— Start of DATASET CONTENT —

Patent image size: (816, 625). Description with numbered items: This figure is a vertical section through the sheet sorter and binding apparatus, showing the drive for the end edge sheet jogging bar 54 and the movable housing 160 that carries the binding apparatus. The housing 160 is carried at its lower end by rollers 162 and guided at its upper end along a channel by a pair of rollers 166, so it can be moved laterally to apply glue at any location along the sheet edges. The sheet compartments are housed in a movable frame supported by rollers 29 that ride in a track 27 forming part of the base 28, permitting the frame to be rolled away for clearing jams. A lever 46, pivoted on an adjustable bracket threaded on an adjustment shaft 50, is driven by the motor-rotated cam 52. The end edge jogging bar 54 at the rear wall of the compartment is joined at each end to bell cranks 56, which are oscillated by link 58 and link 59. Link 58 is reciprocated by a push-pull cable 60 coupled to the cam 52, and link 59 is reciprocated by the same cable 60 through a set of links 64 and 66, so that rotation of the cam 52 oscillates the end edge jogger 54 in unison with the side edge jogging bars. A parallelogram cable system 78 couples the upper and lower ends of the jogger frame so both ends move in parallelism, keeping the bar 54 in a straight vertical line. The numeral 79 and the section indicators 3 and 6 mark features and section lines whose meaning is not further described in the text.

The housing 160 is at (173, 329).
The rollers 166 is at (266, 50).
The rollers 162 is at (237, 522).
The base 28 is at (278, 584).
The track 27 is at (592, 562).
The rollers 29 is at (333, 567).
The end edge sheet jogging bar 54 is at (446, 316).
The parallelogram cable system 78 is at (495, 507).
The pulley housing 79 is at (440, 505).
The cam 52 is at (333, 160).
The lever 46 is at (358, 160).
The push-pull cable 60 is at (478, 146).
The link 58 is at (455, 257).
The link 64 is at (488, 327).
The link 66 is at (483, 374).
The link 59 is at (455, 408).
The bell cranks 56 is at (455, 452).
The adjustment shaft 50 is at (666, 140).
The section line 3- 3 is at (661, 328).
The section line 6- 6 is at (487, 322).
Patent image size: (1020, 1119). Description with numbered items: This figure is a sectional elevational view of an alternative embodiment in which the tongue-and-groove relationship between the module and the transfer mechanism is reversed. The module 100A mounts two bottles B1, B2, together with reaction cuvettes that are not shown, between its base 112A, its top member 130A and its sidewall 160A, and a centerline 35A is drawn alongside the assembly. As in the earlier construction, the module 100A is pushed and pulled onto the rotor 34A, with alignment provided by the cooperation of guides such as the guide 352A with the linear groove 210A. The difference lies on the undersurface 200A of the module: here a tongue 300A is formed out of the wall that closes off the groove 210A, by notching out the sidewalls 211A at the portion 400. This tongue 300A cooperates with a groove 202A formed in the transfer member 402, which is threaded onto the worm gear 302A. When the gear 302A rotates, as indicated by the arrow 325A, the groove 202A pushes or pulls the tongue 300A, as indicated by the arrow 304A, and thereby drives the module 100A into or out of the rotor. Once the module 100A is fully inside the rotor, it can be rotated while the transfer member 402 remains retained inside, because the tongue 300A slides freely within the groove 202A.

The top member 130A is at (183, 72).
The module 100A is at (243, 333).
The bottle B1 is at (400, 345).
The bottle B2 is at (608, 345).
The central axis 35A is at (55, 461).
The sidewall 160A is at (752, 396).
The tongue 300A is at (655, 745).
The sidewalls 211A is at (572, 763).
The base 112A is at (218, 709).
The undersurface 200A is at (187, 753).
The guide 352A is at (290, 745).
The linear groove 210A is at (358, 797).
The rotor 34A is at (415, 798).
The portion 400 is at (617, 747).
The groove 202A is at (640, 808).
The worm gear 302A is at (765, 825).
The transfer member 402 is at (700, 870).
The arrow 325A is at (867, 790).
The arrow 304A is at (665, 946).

— End of DATASET CONTENT —

## BRIEF
Print every row above verbatim, keeping the original order and wording.

## TASK RESULT
Patent image size: (816, 625). Description with numbered items: This figure is a vertical section through the sheet sorter and binding apparatus, showing the drive for the end edge sheet jogging bar 54 and the movable housing 160 that carries the binding apparatus. The housing 160 is carried at its lower end by rollers 162 and guided at its upper end along a channel by a pair of rollers 166, so it can be moved laterally to apply glue at any location along the sheet edges. The sheet compartments are housed in a movable frame supported by rollers 29 that ride in a track 27 forming part of the base 28, permitting the frame to be rolled away for clearing jams. A lever 46, pivoted on an adjustable bracket threaded on an adjustment shaft 50, is driven by the motor-rotated cam 52. The end edge jogging bar 54 at the rear wall of the compartment is joined at each end to bell cranks 56, which are oscillated by link 58 and link 59. Link 58 is reciprocated by a push-pull cable 60 coupled to the cam 52, and link 59 is reciprocated by the same cable 60 through a set of links 64 and 66, so that rotation of the cam 52 oscillates the end edge jogger 54 in unison with the side edge jogging bars. A parallelogram cable system 78 couples the upper and lower ends of the jogger frame so both ends move in parallelism, keeping the bar 54 in a straight vertical line. The numeral 79 and the section indicators 3 and 6 mark features and section lines whose meaning is not further described in the text.

The housing 160 is at (173, 329).
The rollers 166 is at (266, 50).
The rollers 162 is at (237, 522).
The base 28 is at (278, 584).
The track 27 is at (592, 562).
The rollers 29 is at (333, 567).
The end edge sheet jogging bar 54 is at (446, 316).
The parallelogram cable system 78 is at (495, 507).
The pulley housing 79 is at (440, 505).
The cam 52 is at (333, 160).
The lever 46 is at (358, 160).
The push-pull cable 60 is at (478, 146).
The link 58 is at (455, 257).
The link 64 is at (488, 327).
The link 66 is at (483, 374).
The link 59 is at (455, 408).
The bell cranks 56 is at (455, 452).
The adjustment shaft 50 is at (666, 140).
The section line 3- 3 is at (661, 328).
The section line 6- 6 is at (487, 322).
Patent image size: (1020, 1119). Description with numbered items: This figure is a sectional elevational view of an alternative embodiment in which the tongue-and-groove relationship between the module and the transfer mechanism is reversed. The module 100A mounts two bottles B1, B2, together with reaction cuvettes that are not shown, between its base 112A, its top member 130A and its sidewall 160A, and a centerline 35A is drawn alongside the assembly. As in the earlier construction, the module 100A is pushed and pulled onto the rotor 34A, with alignment provided by the cooperation of guides such as the guide 352A with the linear groove 210A. The difference lies on the undersurface 200A of the module: here a tongue 300A is formed out of the wall that closes off the groove 210A, by notching out the sidewalls 211A at the portion 400. This tongue 300A cooperates with a groove 202A formed in the transfer member 402, which is threaded onto the worm gear 302A. When the gear 302A rotates, as indicated by the arrow 325A, the groove 202A pushes or pulls the tongue 300A, as indicated by the arrow 304A, and thereby drives the module 100A into or out of the rotor. Once the module 100A is fully inside the rotor, it can be rotated while the transfer member 402 remains retained inside, because the tongue 300A slides freely within the groove 202A.

The top member 130A is at (183, 72).
The module 100A is at (243, 333).
The bottle B1 is at (400, 345).
The bottle B2 is at (608, 345).
The central axis 35A is at (55, 461).
The sidewall 160A is at (752, 396).
The tongue 300A is at (655, 745).
The sidewalls 211A is at (572, 763).
The base 112A is at (218, 709).
The undersurface 200A is at (187, 753).
The guide 352A is at (290, 745).
The linear groove 210A is at (358, 797).
The rotor 34A is at (415, 798).
The portion 400 is at (617, 747).
The groove 202A is at (640, 808).
The worm gear 302A is at (765, 825).
The transfer member 402 is at (700, 870).
The arrow 325A is at (867, 790).
The arrow 304A is at (665, 946).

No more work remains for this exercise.